LISTED ENTRIES section start
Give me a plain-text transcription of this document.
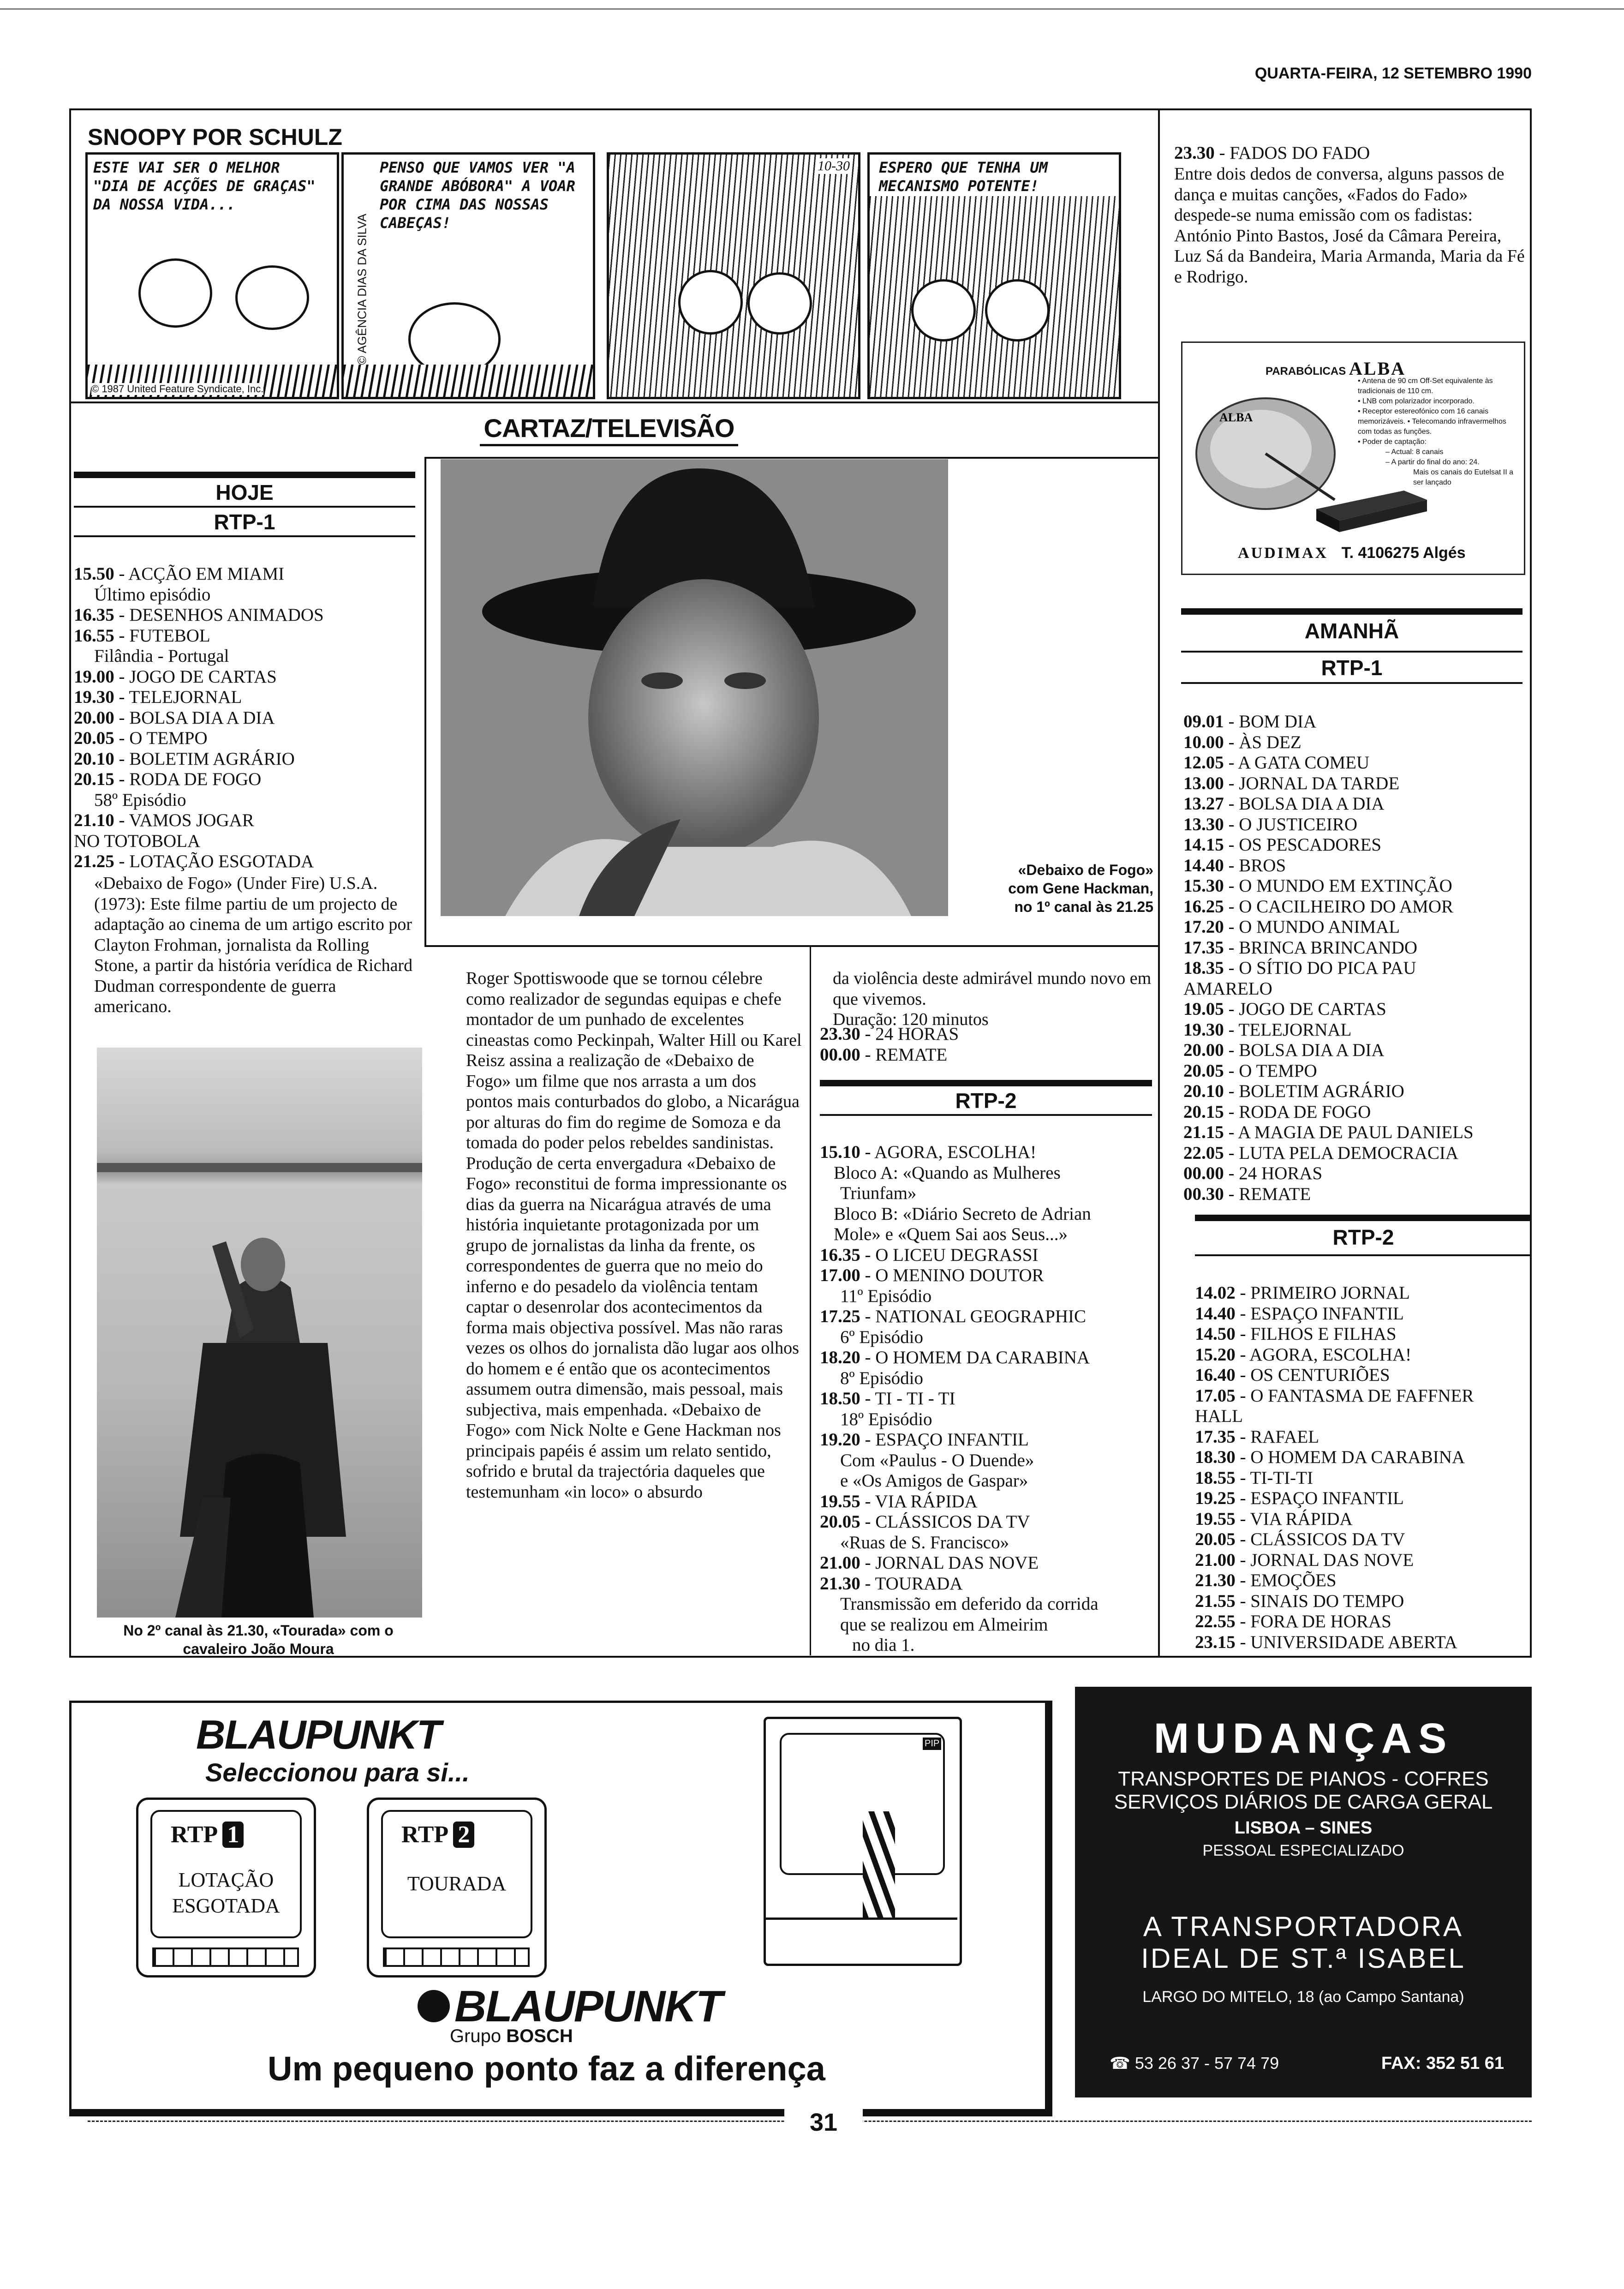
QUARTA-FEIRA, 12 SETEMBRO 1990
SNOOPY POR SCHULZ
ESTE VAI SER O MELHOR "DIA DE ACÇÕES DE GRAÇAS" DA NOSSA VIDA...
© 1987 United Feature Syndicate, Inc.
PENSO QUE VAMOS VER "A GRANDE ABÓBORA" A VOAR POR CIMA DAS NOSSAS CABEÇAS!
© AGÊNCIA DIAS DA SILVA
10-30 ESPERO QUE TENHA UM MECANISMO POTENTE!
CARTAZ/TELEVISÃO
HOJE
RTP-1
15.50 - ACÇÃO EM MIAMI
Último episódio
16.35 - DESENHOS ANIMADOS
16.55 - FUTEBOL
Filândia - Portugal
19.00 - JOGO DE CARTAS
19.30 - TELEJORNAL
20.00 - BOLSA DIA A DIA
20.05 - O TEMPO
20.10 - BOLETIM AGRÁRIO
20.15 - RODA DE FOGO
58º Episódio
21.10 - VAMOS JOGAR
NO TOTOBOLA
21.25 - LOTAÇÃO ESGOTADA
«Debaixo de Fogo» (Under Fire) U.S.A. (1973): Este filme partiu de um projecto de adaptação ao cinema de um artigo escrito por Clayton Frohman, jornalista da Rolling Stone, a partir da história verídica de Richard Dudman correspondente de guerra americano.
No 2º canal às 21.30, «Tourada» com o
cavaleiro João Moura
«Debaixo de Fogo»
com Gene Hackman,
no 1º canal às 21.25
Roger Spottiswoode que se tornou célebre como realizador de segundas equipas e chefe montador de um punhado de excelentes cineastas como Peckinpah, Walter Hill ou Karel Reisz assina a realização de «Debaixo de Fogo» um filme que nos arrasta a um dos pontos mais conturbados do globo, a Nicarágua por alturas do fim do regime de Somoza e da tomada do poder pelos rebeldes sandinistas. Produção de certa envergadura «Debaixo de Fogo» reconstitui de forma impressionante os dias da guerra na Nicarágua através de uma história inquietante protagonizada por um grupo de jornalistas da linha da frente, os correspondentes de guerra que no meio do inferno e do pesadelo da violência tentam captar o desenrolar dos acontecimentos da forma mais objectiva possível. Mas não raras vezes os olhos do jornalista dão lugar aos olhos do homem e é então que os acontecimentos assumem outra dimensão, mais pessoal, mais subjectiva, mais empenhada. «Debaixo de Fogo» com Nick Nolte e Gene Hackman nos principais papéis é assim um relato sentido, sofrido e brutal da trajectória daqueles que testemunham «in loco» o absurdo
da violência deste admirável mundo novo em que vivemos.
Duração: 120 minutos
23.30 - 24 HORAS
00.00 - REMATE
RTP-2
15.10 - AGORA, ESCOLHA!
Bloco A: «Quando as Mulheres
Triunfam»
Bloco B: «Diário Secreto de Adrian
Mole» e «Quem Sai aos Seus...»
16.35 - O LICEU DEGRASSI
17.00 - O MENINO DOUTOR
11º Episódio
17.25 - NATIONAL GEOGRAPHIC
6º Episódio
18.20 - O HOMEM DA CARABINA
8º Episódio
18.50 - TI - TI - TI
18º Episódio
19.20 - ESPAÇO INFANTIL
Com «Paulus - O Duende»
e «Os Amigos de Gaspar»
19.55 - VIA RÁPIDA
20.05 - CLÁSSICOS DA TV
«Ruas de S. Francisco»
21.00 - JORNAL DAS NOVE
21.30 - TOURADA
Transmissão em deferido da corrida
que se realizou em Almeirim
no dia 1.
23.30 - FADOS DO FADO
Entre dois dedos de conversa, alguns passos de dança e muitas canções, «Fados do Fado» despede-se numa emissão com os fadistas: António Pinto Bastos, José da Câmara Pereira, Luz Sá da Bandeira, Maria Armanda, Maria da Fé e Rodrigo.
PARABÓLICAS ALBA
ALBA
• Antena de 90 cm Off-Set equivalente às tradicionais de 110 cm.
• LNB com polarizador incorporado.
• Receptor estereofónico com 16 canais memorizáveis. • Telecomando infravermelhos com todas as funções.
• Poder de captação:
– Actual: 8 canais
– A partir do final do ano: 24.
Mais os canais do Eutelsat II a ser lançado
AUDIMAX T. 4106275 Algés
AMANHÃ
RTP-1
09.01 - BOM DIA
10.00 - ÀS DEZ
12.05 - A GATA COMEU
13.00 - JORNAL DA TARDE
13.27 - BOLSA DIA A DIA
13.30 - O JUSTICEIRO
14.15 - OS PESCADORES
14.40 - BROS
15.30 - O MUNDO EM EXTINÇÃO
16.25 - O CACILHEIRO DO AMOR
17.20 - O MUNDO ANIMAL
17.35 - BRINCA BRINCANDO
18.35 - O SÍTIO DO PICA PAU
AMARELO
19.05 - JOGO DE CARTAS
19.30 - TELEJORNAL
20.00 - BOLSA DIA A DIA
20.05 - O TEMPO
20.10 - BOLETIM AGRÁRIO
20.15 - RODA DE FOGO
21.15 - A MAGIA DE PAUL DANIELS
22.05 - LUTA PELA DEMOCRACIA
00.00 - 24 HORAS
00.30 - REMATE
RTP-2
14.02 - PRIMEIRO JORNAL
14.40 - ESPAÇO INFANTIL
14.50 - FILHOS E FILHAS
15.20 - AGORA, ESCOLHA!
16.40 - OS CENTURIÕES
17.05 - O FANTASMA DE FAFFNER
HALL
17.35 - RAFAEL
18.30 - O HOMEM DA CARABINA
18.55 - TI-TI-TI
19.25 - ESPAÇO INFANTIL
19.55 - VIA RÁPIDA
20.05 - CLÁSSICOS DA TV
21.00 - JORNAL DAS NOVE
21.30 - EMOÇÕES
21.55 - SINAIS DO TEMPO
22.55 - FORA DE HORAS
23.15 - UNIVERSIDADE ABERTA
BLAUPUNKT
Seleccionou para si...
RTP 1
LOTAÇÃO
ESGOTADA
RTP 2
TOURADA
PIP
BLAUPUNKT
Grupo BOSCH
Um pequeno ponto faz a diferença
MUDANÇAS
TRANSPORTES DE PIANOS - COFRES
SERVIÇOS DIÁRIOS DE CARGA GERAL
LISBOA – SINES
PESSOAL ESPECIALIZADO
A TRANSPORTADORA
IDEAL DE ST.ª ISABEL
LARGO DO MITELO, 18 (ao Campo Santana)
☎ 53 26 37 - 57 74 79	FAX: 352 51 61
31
LISTED ENTRIES section end
TASK:
Write the data above out exactly. Leave out any pictures.

WRITTEN RESPONSE:
Give me a plain-text transcription of this document.
QUARTA-FEIRA, 12 SETEMBRO 1990
SNOOPY POR SCHULZ
ESTE VAI SER O MELHOR "DIA DE ACÇÕES DE GRAÇAS" DA NOSSA VIDA...
© 1987 United Feature Syndicate, Inc.
PENSO QUE VAMOS VER "A GRANDE ABÓBORA" A VOAR POR CIMA DAS NOSSAS CABEÇAS!
© AGÊNCIA DIAS DA SILVA
10-30 ESPERO QUE TENHA UM MECANISMO POTENTE!
CARTAZ/TELEVISÃO
HOJE
RTP-1
15.50 - ACÇÃO EM MIAMI
Último episódio
16.35 - DESENHOS ANIMADOS
16.55 - FUTEBOL
Filândia - Portugal
19.00 - JOGO DE CARTAS
19.30 - TELEJORNAL
20.00 - BOLSA DIA A DIA
20.05 - O TEMPO
20.10 - BOLETIM AGRÁRIO
20.15 - RODA DE FOGO
58º Episódio
21.10 - VAMOS JOGAR
NO TOTOBOLA
21.25 - LOTAÇÃO ESGOTADA
«Debaixo de Fogo» (Under Fire) U.S.A. (1973): Este filme partiu de um projecto de adaptação ao cinema de um artigo escrito por Clayton Frohman, jornalista da Rolling Stone, a partir da história verídica de Richard Dudman correspondente de guerra americano.
No 2º canal às 21.30, «Tourada» com o
cavaleiro João Moura
«Debaixo de Fogo»
com Gene Hackman,
no 1º canal às 21.25
Roger Spottiswoode que se tornou célebre como realizador de segundas equipas e chefe montador de um punhado de excelentes cineastas como Peckinpah, Walter Hill ou Karel Reisz assina a realização de «Debaixo de Fogo» um filme que nos arrasta a um dos pontos mais conturbados do globo, a Nicarágua por alturas do fim do regime de Somoza e da tomada do poder pelos rebeldes sandinistas. Produção de certa envergadura «Debaixo de Fogo» reconstitui de forma impressionante os dias da guerra na Nicarágua através de uma história inquietante protagonizada por um grupo de jornalistas da linha da frente, os correspondentes de guerra que no meio do inferno e do pesadelo da violência tentam captar o desenrolar dos acontecimentos da forma mais objectiva possível. Mas não raras vezes os olhos do jornalista dão lugar aos olhos do homem e é então que os acontecimentos assumem outra dimensão, mais pessoal, mais subjectiva, mais empenhada. «Debaixo de Fogo» com Nick Nolte e Gene Hackman nos principais papéis é assim um relato sentido, sofrido e brutal da trajectória daqueles que testemunham «in loco» o absurdo
da violência deste admirável mundo novo em que vivemos.
Duração: 120 minutos
23.30 - 24 HORAS
00.00 - REMATE
RTP-2
15.10 - AGORA, ESCOLHA!
Bloco A: «Quando as Mulheres
Triunfam»
Bloco B: «Diário Secreto de Adrian
Mole» e «Quem Sai aos Seus...»
16.35 - O LICEU DEGRASSI
17.00 - O MENINO DOUTOR
11º Episódio
17.25 - NATIONAL GEOGRAPHIC
6º Episódio
18.20 - O HOMEM DA CARABINA
8º Episódio
18.50 - TI - TI - TI
18º Episódio
19.20 - ESPAÇO INFANTIL
Com «Paulus - O Duende»
e «Os Amigos de Gaspar»
19.55 - VIA RÁPIDA
20.05 - CLÁSSICOS DA TV
«Ruas de S. Francisco»
21.00 - JORNAL DAS NOVE
21.30 - TOURADA
Transmissão em deferido da corrida
que se realizou em Almeirim
no dia 1.
23.30 - FADOS DO FADO
Entre dois dedos de conversa, alguns passos de dança e muitas canções, «Fados do Fado» despede-se numa emissão com os fadistas: António Pinto Bastos, José da Câmara Pereira, Luz Sá da Bandeira, Maria Armanda, Maria da Fé e Rodrigo.
PARABÓLICAS ALBA
ALBA
• Antena de 90 cm Off-Set equivalente às tradicionais de 110 cm.
• LNB com polarizador incorporado.
• Receptor estereofónico com 16 canais memorizáveis. • Telecomando infravermelhos com todas as funções.
• Poder de captação:
– Actual: 8 canais
– A partir do final do ano: 24.
Mais os canais do Eutelsat II a ser lançado
AUDIMAX T. 4106275 Algés
AMANHÃ
RTP-1
09.01 - BOM DIA
10.00 - ÀS DEZ
12.05 - A GATA COMEU
13.00 - JORNAL DA TARDE
13.27 - BOLSA DIA A DIA
13.30 - O JUSTICEIRO
14.15 - OS PESCADORES
14.40 - BROS
15.30 - O MUNDO EM EXTINÇÃO
16.25 - O CACILHEIRO DO AMOR
17.20 - O MUNDO ANIMAL
17.35 - BRINCA BRINCANDO
18.35 - O SÍTIO DO PICA PAU
AMARELO
19.05 - JOGO DE CARTAS
19.30 - TELEJORNAL
20.00 - BOLSA DIA A DIA
20.05 - O TEMPO
20.10 - BOLETIM AGRÁRIO
20.15 - RODA DE FOGO
21.15 - A MAGIA DE PAUL DANIELS
22.05 - LUTA PELA DEMOCRACIA
00.00 - 24 HORAS
00.30 - REMATE
RTP-2
14.02 - PRIMEIRO JORNAL
14.40 - ESPAÇO INFANTIL
14.50 - FILHOS E FILHAS
15.20 - AGORA, ESCOLHA!
16.40 - OS CENTURIÕES
17.05 - O FANTASMA DE FAFFNER
HALL
17.35 - RAFAEL
18.30 - O HOMEM DA CARABINA
18.55 - TI-TI-TI
19.25 - ESPAÇO INFANTIL
19.55 - VIA RÁPIDA
20.05 - CLÁSSICOS DA TV
21.00 - JORNAL DAS NOVE
21.30 - EMOÇÕES
21.55 - SINAIS DO TEMPO
22.55 - FORA DE HORAS
23.15 - UNIVERSIDADE ABERTA
BLAUPUNKT
Seleccionou para si...
RTP 1
LOTAÇÃO
ESGOTADA
RTP 2
TOURADA
PIP
BLAUPUNKT
Grupo BOSCH
Um pequeno ponto faz a diferença
MUDANÇAS
TRANSPORTES DE PIANOS - COFRES
SERVIÇOS DIÁRIOS DE CARGA GERAL
LISBOA – SINES
PESSOAL ESPECIALIZADO
A TRANSPORTADORA
IDEAL DE ST.ª ISABEL
LARGO DO MITELO, 18 (ao Campo Santana)
☎ 53 26 37 - 57 74 79	FAX: 352 51 61
31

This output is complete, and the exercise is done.